● **What is required**
Pictures do not belong in the copy; transcribe everything else in the records exactly.
:: Data rows ::
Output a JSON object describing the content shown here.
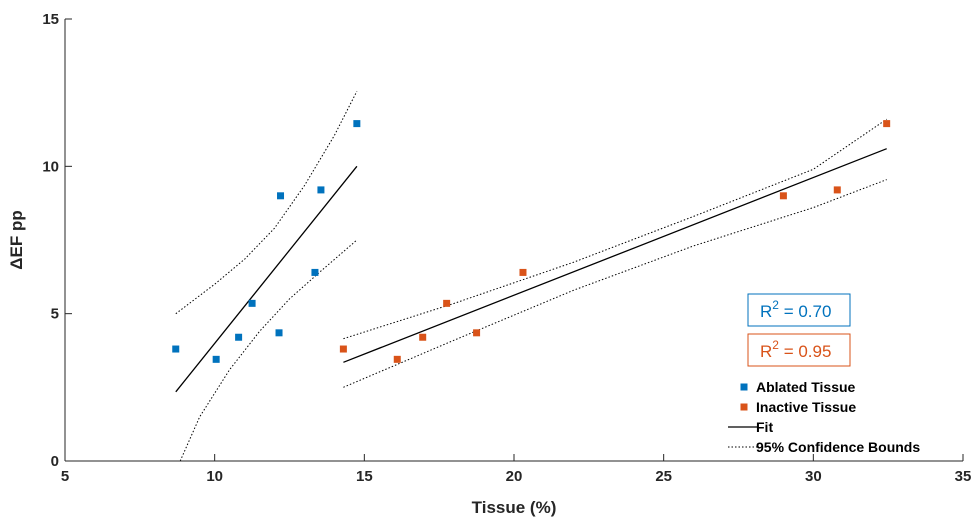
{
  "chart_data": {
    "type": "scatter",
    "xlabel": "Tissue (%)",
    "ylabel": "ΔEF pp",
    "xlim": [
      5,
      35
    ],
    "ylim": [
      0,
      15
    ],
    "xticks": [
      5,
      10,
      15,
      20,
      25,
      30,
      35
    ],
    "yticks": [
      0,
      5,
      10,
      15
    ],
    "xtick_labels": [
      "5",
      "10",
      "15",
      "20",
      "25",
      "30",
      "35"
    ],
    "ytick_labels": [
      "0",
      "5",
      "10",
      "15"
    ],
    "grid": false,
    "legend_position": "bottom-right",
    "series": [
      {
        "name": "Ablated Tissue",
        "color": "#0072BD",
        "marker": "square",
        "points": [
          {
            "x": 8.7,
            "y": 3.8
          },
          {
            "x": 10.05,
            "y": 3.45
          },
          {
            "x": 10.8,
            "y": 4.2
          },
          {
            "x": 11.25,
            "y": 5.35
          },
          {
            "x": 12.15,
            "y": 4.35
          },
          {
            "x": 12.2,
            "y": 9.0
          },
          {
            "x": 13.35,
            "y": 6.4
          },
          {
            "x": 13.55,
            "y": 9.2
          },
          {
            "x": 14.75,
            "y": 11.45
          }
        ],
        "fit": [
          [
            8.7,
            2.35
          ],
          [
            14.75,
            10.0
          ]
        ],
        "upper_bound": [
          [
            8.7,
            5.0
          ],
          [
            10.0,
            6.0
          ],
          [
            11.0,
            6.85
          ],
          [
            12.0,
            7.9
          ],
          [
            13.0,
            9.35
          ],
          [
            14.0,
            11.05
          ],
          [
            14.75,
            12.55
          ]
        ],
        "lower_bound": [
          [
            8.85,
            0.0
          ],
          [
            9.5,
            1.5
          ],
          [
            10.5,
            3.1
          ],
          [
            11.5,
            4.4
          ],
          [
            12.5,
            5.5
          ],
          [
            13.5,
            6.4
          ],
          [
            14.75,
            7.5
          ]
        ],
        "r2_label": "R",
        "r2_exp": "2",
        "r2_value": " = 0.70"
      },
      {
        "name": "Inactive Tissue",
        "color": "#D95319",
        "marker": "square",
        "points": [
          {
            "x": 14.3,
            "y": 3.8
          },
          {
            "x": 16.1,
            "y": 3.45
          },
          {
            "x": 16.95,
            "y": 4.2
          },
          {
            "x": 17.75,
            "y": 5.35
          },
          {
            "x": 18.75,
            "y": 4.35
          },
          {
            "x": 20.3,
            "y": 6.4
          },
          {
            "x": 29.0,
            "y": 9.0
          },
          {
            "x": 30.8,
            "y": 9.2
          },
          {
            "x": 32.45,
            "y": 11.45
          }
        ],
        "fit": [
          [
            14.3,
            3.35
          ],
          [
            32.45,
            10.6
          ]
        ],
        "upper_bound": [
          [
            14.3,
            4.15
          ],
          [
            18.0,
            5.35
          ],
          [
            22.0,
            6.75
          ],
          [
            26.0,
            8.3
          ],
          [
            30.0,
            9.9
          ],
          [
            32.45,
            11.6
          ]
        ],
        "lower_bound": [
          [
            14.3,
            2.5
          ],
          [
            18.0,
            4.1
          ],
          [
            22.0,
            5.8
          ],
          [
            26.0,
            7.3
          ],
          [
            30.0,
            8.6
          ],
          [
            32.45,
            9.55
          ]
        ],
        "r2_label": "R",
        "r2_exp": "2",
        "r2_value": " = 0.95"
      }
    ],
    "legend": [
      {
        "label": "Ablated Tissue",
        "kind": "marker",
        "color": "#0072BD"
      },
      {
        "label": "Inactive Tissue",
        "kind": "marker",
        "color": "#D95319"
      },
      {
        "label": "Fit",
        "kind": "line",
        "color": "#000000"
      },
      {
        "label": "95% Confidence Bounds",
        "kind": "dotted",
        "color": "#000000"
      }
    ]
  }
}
:::
● **Final answer**
Output a JSON object describing the content shown here.
{
  "chart_data": {
    "type": "scatter",
    "xlabel": "Tissue (%)",
    "ylabel": "ΔEF pp",
    "xlim": [
      5,
      35
    ],
    "ylim": [
      0,
      15
    ],
    "xticks": [
      5,
      10,
      15,
      20,
      25,
      30,
      35
    ],
    "yticks": [
      0,
      5,
      10,
      15
    ],
    "xtick_labels": [
      "5",
      "10",
      "15",
      "20",
      "25",
      "30",
      "35"
    ],
    "ytick_labels": [
      "0",
      "5",
      "10",
      "15"
    ],
    "grid": false,
    "legend_position": "bottom-right",
    "series": [
      {
        "name": "Ablated Tissue",
        "color": "#0072BD",
        "marker": "square",
        "points": [
          {
            "x": 8.7,
            "y": 3.8
          },
          {
            "x": 10.05,
            "y": 3.45
          },
          {
            "x": 10.8,
            "y": 4.2
          },
          {
            "x": 11.25,
            "y": 5.35
          },
          {
            "x": 12.15,
            "y": 4.35
          },
          {
            "x": 12.2,
            "y": 9.0
          },
          {
            "x": 13.35,
            "y": 6.4
          },
          {
            "x": 13.55,
            "y": 9.2
          },
          {
            "x": 14.75,
            "y": 11.45
          }
        ],
        "fit": [
          [
            8.7,
            2.35
          ],
          [
            14.75,
            10.0
          ]
        ],
        "upper_bound": [
          [
            8.7,
            5.0
          ],
          [
            10.0,
            6.0
          ],
          [
            11.0,
            6.85
          ],
          [
            12.0,
            7.9
          ],
          [
            13.0,
            9.35
          ],
          [
            14.0,
            11.05
          ],
          [
            14.75,
            12.55
          ]
        ],
        "lower_bound": [
          [
            8.85,
            0.0
          ],
          [
            9.5,
            1.5
          ],
          [
            10.5,
            3.1
          ],
          [
            11.5,
            4.4
          ],
          [
            12.5,
            5.5
          ],
          [
            13.5,
            6.4
          ],
          [
            14.75,
            7.5
          ]
        ],
        "r2_label": "R",
        "r2_exp": "2",
        "r2_value": " = 0.70"
      },
      {
        "name": "Inactive Tissue",
        "color": "#D95319",
        "marker": "square",
        "points": [
          {
            "x": 14.3,
            "y": 3.8
          },
          {
            "x": 16.1,
            "y": 3.45
          },
          {
            "x": 16.95,
            "y": 4.2
          },
          {
            "x": 17.75,
            "y": 5.35
          },
          {
            "x": 18.75,
            "y": 4.35
          },
          {
            "x": 20.3,
            "y": 6.4
          },
          {
            "x": 29.0,
            "y": 9.0
          },
          {
            "x": 30.8,
            "y": 9.2
          },
          {
            "x": 32.45,
            "y": 11.45
          }
        ],
        "fit": [
          [
            14.3,
            3.35
          ],
          [
            32.45,
            10.6
          ]
        ],
        "upper_bound": [
          [
            14.3,
            4.15
          ],
          [
            18.0,
            5.35
          ],
          [
            22.0,
            6.75
          ],
          [
            26.0,
            8.3
          ],
          [
            30.0,
            9.9
          ],
          [
            32.45,
            11.6
          ]
        ],
        "lower_bound": [
          [
            14.3,
            2.5
          ],
          [
            18.0,
            4.1
          ],
          [
            22.0,
            5.8
          ],
          [
            26.0,
            7.3
          ],
          [
            30.0,
            8.6
          ],
          [
            32.45,
            9.55
          ]
        ],
        "r2_label": "R",
        "r2_exp": "2",
        "r2_value": " = 0.95"
      }
    ],
    "legend": [
      {
        "label": "Ablated Tissue",
        "kind": "marker",
        "color": "#0072BD"
      },
      {
        "label": "Inactive Tissue",
        "kind": "marker",
        "color": "#D95319"
      },
      {
        "label": "Fit",
        "kind": "line",
        "color": "#000000"
      },
      {
        "label": "95% Confidence Bounds",
        "kind": "dotted",
        "color": "#000000"
      }
    ]
  }
}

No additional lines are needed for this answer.